WHAT THE TASK REQUIRES: Filter the records for lines holding the string "Apoyos".

[Figure dataset records]
[Start]

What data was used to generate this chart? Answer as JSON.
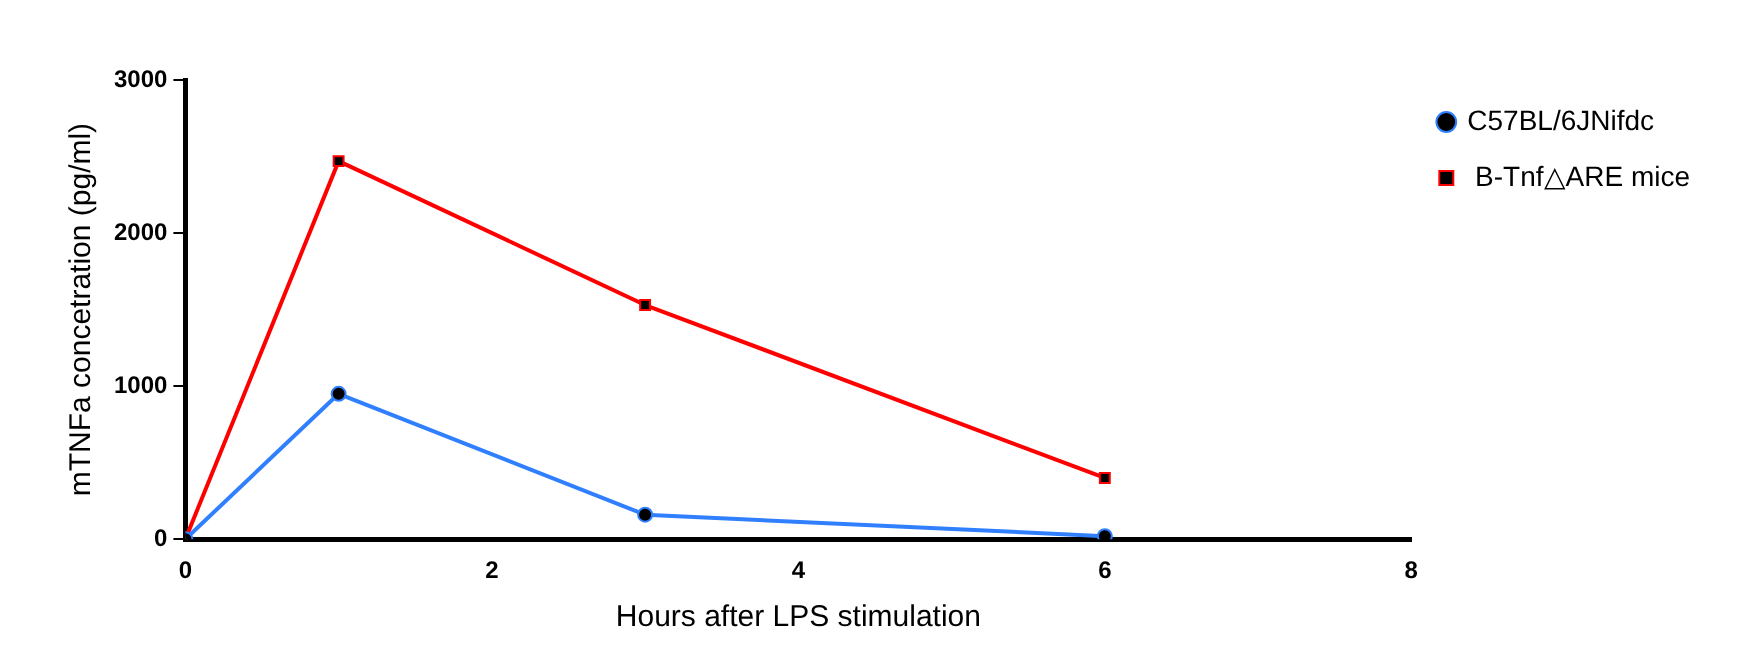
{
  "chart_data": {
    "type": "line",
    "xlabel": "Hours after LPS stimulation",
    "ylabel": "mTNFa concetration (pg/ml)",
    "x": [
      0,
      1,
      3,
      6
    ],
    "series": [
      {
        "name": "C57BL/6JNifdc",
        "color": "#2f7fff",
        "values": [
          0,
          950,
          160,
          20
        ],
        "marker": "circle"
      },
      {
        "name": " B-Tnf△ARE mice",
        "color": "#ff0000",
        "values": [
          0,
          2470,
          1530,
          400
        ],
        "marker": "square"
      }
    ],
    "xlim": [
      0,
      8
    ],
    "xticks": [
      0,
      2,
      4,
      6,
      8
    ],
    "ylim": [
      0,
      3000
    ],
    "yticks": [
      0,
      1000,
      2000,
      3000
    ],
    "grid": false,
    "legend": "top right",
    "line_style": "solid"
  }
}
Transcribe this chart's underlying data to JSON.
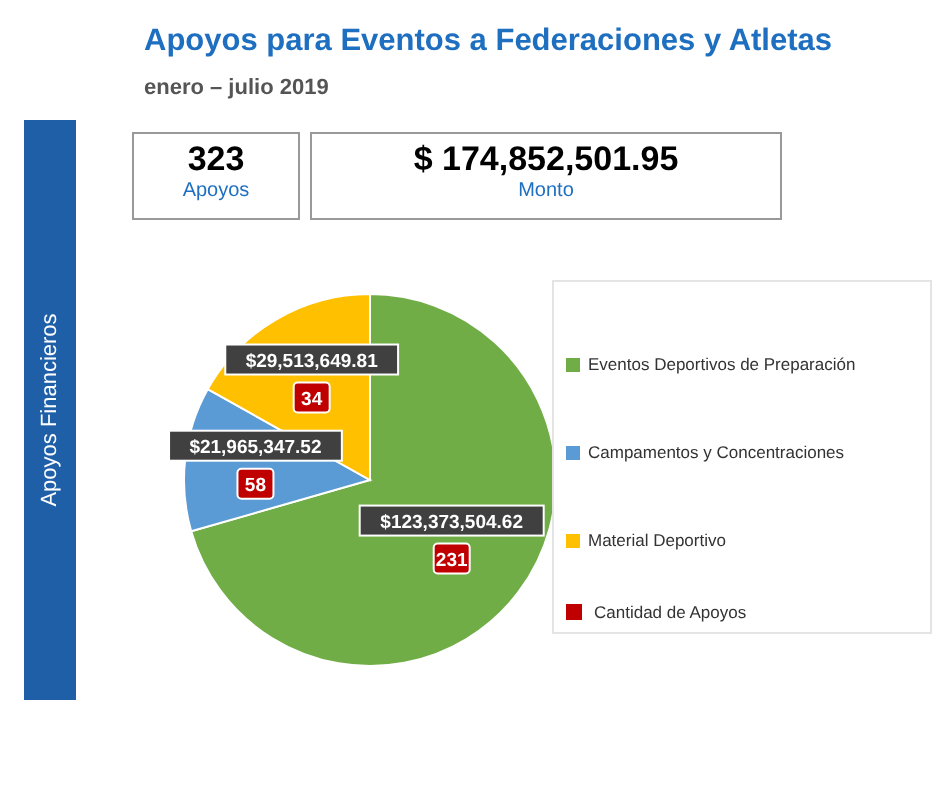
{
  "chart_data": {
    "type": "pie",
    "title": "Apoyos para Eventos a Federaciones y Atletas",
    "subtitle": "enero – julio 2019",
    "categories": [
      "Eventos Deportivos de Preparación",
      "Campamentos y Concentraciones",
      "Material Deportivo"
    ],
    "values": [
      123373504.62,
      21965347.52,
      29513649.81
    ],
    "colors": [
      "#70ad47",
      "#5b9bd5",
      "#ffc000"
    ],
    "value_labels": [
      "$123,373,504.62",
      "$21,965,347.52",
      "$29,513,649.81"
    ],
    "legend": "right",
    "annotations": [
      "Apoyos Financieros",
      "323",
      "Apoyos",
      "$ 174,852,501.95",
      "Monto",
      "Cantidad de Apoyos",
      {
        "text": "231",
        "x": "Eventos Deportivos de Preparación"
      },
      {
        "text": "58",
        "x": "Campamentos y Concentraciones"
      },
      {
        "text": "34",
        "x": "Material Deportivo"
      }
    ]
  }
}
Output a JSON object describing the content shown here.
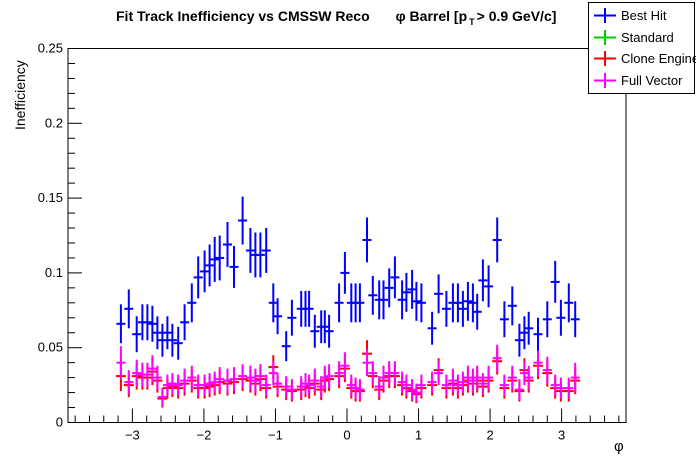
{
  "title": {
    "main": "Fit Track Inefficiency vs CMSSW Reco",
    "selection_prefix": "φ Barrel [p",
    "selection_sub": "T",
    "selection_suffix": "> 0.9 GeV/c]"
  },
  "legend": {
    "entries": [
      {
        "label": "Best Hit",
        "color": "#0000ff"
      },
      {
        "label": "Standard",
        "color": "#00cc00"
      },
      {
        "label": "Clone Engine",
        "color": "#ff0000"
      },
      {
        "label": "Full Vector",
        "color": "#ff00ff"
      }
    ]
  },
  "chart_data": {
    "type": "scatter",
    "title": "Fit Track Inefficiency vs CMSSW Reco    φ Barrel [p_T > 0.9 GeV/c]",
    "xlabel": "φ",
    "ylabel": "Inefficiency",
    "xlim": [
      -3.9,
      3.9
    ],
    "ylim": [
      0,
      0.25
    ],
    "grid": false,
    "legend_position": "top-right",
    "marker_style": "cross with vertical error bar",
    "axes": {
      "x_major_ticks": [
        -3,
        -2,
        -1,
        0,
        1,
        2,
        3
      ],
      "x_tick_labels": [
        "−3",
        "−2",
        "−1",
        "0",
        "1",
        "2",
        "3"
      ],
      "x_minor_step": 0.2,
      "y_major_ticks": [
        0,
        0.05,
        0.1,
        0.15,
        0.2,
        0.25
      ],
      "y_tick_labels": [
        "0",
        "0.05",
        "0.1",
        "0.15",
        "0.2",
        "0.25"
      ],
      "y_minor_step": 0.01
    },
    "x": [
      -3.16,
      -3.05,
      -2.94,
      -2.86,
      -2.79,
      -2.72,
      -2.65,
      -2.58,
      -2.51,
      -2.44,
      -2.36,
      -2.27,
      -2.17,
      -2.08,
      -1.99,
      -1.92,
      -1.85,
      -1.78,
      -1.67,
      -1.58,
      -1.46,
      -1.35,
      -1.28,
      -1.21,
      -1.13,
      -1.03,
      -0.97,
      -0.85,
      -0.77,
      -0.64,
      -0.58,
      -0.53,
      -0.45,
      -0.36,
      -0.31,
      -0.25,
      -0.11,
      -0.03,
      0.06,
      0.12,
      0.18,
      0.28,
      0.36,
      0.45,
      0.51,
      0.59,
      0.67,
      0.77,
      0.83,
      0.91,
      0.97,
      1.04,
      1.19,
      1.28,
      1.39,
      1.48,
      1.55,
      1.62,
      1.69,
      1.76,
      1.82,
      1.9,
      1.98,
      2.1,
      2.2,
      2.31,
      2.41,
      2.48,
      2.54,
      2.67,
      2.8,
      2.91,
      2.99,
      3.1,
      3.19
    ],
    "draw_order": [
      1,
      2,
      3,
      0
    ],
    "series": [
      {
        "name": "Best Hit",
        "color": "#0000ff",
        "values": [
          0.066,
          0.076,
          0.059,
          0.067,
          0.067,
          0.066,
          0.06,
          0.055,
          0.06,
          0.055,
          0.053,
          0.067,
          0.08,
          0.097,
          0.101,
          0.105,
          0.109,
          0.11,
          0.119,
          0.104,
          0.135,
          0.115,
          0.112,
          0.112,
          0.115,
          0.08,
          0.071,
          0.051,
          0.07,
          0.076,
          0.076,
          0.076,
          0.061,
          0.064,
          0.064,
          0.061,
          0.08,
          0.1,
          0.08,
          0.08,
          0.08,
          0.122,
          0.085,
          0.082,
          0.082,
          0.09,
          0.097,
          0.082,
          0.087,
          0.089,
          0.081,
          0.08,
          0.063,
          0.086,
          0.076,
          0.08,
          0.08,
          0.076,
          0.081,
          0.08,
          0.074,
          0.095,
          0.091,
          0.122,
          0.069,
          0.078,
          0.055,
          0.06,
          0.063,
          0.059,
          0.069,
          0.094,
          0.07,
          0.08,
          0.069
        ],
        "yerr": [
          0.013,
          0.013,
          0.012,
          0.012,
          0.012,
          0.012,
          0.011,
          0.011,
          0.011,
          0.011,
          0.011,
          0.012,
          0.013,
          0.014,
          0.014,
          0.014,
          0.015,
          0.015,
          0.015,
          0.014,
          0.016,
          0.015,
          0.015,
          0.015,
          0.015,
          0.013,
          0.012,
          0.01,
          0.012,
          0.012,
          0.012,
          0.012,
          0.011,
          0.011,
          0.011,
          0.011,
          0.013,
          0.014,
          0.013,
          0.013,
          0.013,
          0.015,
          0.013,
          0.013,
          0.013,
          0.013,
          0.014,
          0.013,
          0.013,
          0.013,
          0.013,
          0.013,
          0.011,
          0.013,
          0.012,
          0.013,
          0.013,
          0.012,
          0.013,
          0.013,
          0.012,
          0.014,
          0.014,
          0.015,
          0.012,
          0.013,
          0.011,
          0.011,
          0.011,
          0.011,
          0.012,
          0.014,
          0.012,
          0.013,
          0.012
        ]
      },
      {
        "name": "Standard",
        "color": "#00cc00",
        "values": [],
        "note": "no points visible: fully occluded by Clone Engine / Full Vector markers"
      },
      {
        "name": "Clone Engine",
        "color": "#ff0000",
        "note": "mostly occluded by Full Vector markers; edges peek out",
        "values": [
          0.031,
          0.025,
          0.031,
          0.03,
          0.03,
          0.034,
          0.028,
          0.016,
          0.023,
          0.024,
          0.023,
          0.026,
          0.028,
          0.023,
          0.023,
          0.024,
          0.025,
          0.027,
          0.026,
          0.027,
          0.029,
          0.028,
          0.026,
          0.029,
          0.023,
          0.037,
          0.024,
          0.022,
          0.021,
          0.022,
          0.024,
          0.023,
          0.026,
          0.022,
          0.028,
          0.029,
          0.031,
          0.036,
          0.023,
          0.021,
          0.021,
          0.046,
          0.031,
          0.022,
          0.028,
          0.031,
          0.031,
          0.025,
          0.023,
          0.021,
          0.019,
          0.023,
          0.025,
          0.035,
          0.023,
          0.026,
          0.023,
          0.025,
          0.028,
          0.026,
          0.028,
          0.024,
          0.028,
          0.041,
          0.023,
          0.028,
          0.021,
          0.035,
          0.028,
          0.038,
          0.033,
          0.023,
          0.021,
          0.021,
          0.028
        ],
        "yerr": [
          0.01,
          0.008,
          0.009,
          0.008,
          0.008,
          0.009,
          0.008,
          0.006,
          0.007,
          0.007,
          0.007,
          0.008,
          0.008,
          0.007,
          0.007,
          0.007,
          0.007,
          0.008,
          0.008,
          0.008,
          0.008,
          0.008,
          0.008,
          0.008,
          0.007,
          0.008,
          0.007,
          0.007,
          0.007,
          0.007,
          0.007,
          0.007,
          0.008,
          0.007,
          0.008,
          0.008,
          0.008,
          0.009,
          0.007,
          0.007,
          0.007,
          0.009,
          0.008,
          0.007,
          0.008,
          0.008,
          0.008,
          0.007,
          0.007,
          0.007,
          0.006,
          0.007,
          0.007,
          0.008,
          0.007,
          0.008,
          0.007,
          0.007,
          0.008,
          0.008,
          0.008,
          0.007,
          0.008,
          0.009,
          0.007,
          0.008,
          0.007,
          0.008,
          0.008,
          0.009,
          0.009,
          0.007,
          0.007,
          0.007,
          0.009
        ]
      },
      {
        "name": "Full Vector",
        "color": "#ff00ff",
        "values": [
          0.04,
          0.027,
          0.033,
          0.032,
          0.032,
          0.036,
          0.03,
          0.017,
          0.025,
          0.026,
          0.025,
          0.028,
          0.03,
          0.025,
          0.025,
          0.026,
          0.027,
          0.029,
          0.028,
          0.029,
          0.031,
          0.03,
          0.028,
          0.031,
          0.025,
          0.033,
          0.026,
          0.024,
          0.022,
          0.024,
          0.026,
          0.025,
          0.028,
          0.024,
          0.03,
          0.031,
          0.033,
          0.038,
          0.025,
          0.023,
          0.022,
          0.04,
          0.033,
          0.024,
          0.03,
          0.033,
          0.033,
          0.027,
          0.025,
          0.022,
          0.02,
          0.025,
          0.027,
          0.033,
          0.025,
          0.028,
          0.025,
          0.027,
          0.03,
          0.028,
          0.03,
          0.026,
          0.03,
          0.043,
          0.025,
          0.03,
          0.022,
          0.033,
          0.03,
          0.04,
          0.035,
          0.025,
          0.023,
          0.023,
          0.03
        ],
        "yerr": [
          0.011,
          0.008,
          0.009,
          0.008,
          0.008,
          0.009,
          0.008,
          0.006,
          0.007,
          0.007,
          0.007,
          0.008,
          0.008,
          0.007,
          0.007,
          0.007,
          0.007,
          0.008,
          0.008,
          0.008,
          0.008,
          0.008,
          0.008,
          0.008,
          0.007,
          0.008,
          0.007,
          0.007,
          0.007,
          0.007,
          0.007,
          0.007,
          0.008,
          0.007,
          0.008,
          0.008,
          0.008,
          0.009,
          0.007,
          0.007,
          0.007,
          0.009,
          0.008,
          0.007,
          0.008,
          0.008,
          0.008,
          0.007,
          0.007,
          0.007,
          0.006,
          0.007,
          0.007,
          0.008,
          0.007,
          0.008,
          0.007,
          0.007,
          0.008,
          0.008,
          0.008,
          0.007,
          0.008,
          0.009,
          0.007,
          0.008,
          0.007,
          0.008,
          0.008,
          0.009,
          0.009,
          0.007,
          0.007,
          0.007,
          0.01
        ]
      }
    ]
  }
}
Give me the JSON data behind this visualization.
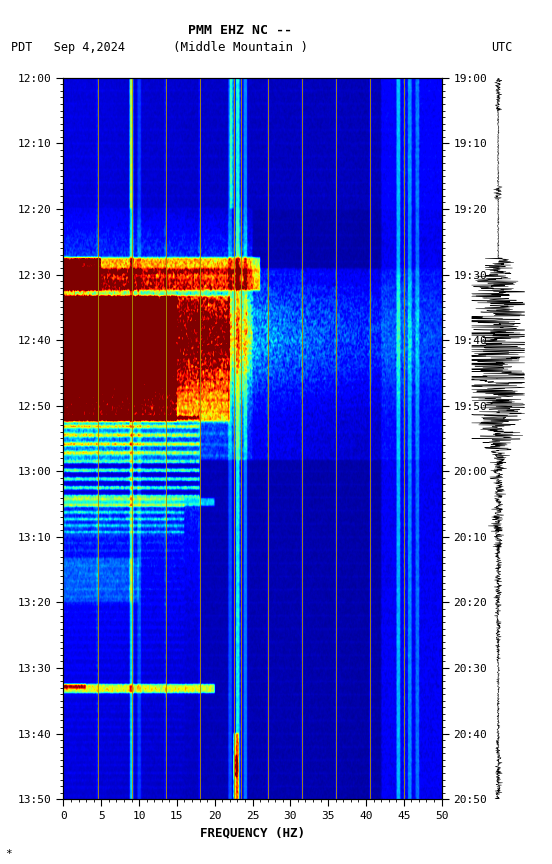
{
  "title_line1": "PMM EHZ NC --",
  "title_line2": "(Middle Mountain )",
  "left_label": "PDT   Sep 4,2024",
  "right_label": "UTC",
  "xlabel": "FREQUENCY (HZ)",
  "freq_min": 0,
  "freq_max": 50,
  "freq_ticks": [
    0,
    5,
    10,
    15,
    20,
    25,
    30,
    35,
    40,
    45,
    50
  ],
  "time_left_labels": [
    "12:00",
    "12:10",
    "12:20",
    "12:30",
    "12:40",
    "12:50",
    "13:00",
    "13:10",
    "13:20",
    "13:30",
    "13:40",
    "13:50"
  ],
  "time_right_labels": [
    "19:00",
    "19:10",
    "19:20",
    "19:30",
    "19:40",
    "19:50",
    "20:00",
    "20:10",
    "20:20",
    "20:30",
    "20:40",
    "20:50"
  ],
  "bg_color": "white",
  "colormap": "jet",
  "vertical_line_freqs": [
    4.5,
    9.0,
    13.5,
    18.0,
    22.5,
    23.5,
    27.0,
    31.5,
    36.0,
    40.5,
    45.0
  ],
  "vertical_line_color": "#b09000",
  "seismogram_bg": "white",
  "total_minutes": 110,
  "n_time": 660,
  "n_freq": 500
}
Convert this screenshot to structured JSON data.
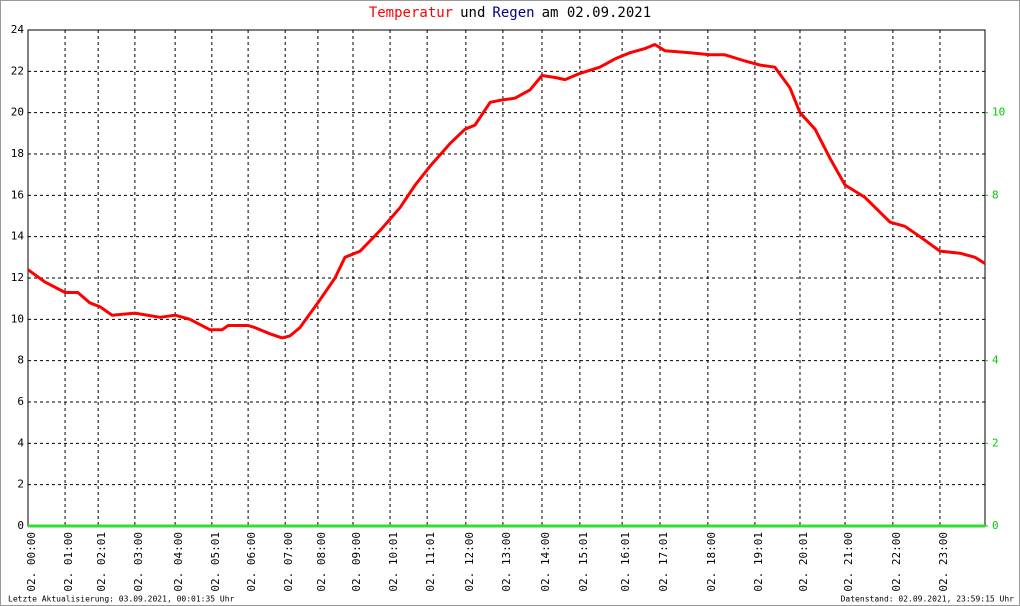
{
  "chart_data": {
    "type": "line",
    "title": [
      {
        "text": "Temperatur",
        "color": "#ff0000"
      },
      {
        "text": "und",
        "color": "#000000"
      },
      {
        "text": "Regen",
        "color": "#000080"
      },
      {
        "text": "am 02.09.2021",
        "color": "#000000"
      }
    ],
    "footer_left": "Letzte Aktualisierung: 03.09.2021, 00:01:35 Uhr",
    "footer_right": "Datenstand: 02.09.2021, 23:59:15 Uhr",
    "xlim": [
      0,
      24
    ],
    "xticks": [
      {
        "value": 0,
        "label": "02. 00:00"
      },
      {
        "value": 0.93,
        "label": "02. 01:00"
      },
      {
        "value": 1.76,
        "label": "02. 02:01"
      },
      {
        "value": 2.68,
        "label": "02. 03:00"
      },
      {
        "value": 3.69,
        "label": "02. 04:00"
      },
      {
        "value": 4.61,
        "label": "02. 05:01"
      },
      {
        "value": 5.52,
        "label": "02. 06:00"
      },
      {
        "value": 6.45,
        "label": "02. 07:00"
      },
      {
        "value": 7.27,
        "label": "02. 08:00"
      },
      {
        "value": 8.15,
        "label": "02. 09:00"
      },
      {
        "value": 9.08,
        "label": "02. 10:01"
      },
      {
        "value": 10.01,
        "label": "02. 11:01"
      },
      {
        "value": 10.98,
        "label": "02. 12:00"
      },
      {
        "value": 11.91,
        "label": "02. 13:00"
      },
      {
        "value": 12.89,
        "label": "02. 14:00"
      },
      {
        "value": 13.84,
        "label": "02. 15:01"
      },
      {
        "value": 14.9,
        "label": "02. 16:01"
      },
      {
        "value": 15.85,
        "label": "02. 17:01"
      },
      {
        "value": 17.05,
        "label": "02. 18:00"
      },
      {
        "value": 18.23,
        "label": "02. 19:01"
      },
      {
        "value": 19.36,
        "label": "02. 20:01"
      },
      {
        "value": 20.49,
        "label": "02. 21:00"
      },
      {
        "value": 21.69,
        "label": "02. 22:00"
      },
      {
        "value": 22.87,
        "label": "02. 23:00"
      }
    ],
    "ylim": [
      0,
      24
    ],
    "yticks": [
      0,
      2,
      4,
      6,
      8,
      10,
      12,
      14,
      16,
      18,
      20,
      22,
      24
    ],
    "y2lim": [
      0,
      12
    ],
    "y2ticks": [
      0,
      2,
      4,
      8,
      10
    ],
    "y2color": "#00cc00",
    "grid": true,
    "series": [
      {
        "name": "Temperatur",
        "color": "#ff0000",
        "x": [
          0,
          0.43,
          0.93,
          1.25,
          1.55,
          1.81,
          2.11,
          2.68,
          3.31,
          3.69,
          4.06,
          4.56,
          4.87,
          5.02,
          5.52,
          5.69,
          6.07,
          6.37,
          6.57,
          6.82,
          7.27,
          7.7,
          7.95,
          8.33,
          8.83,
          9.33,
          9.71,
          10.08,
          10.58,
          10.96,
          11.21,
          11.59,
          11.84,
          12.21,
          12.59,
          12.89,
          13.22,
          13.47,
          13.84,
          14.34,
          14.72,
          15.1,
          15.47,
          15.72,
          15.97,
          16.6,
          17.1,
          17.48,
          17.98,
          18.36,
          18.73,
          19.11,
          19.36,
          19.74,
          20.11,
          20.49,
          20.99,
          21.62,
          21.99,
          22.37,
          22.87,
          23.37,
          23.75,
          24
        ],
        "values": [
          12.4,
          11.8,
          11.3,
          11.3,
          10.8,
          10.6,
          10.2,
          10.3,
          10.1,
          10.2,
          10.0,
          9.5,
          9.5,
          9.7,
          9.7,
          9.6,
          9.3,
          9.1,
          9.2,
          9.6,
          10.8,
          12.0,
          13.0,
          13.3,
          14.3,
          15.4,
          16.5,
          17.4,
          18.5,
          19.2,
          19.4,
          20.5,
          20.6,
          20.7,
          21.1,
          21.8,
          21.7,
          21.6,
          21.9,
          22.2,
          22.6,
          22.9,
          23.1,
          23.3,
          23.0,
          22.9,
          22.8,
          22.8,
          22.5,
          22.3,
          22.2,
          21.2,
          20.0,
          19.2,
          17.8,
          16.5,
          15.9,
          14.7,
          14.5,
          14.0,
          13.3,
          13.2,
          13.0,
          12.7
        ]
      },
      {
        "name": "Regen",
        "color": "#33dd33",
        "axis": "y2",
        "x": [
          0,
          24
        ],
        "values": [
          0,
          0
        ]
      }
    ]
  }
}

[End]

RIGHT ANSWER:
    "title": "Apoyos para Eventos a Federaciones y Atletas",
      "Apoyos Financieros",
      "Apoyos",
      "Cantidad de Apoyos",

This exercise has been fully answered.